* EXERCISE:
Please list all lines of the material below in which the string "minutes" occurs.

[begin ENTRIES]

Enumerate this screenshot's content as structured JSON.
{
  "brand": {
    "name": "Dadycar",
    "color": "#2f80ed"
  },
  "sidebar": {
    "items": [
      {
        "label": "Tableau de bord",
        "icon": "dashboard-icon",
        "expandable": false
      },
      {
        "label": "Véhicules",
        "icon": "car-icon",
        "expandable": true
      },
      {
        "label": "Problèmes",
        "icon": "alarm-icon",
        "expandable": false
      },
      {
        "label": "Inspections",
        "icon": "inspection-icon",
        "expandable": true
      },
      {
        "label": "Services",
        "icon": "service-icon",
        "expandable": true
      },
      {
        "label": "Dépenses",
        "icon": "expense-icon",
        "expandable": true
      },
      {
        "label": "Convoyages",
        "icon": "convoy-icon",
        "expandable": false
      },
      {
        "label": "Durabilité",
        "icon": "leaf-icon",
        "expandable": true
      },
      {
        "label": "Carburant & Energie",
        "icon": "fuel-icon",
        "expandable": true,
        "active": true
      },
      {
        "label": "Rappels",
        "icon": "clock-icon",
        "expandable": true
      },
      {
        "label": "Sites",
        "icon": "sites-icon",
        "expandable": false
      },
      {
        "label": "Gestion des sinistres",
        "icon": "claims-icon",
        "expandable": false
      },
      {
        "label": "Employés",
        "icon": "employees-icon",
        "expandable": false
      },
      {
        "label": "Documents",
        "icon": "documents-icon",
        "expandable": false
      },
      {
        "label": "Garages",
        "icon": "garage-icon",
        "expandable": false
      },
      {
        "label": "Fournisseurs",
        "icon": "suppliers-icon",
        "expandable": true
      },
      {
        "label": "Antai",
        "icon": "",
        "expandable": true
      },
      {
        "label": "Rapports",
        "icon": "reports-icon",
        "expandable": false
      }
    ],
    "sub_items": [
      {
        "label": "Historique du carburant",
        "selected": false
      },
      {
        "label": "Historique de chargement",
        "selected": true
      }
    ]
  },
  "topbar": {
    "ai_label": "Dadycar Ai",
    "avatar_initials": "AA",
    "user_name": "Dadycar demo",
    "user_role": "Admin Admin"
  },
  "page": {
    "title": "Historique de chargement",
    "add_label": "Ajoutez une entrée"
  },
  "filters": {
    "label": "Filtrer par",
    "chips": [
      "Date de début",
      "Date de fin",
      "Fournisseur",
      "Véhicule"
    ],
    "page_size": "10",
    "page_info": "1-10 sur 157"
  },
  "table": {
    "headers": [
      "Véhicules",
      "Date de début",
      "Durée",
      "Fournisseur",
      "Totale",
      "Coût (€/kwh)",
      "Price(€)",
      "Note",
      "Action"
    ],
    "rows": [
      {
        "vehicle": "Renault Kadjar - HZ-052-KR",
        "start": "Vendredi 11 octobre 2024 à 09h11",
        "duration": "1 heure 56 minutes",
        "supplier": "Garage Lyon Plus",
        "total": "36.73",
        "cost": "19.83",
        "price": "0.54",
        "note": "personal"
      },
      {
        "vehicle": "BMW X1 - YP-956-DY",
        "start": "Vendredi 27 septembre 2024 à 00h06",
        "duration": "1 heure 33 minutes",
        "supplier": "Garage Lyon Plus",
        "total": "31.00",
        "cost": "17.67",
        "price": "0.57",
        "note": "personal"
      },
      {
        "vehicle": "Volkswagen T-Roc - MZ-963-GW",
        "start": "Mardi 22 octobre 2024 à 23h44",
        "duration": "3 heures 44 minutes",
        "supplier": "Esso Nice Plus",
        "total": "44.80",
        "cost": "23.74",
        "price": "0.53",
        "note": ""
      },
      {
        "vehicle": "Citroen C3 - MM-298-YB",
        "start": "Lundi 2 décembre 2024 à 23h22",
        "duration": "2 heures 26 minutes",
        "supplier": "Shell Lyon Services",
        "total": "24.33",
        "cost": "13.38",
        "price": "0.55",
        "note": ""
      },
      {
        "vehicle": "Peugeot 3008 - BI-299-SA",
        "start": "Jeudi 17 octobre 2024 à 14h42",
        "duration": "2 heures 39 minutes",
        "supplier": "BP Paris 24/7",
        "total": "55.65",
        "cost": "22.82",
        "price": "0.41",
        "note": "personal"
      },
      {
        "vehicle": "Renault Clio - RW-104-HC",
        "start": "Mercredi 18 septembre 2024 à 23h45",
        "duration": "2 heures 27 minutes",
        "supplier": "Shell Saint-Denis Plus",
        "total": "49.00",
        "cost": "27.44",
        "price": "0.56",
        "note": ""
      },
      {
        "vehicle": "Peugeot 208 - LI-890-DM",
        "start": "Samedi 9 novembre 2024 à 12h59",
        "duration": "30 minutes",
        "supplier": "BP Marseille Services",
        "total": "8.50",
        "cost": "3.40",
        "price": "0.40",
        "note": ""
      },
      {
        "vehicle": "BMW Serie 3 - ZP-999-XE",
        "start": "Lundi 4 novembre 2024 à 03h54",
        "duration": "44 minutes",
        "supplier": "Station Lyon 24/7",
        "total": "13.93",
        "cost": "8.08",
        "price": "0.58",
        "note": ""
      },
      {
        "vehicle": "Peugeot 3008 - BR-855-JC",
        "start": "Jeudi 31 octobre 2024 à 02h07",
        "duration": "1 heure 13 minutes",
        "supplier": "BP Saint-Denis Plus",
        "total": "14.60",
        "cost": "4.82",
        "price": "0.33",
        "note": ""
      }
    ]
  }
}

[end ENTRIES]

* EXPECTED ANSWER:
        "duration": "1 heure 56 minutes",
        "duration": "1 heure 33 minutes",
        "duration": "3 heures 44 minutes",
        "duration": "2 heures 26 minutes",
        "duration": "2 heures 39 minutes",
        "duration": "2 heures 27 minutes",
        "duration": "30 minutes",
        "duration": "44 minutes",
        "duration": "1 heure 13 minutes",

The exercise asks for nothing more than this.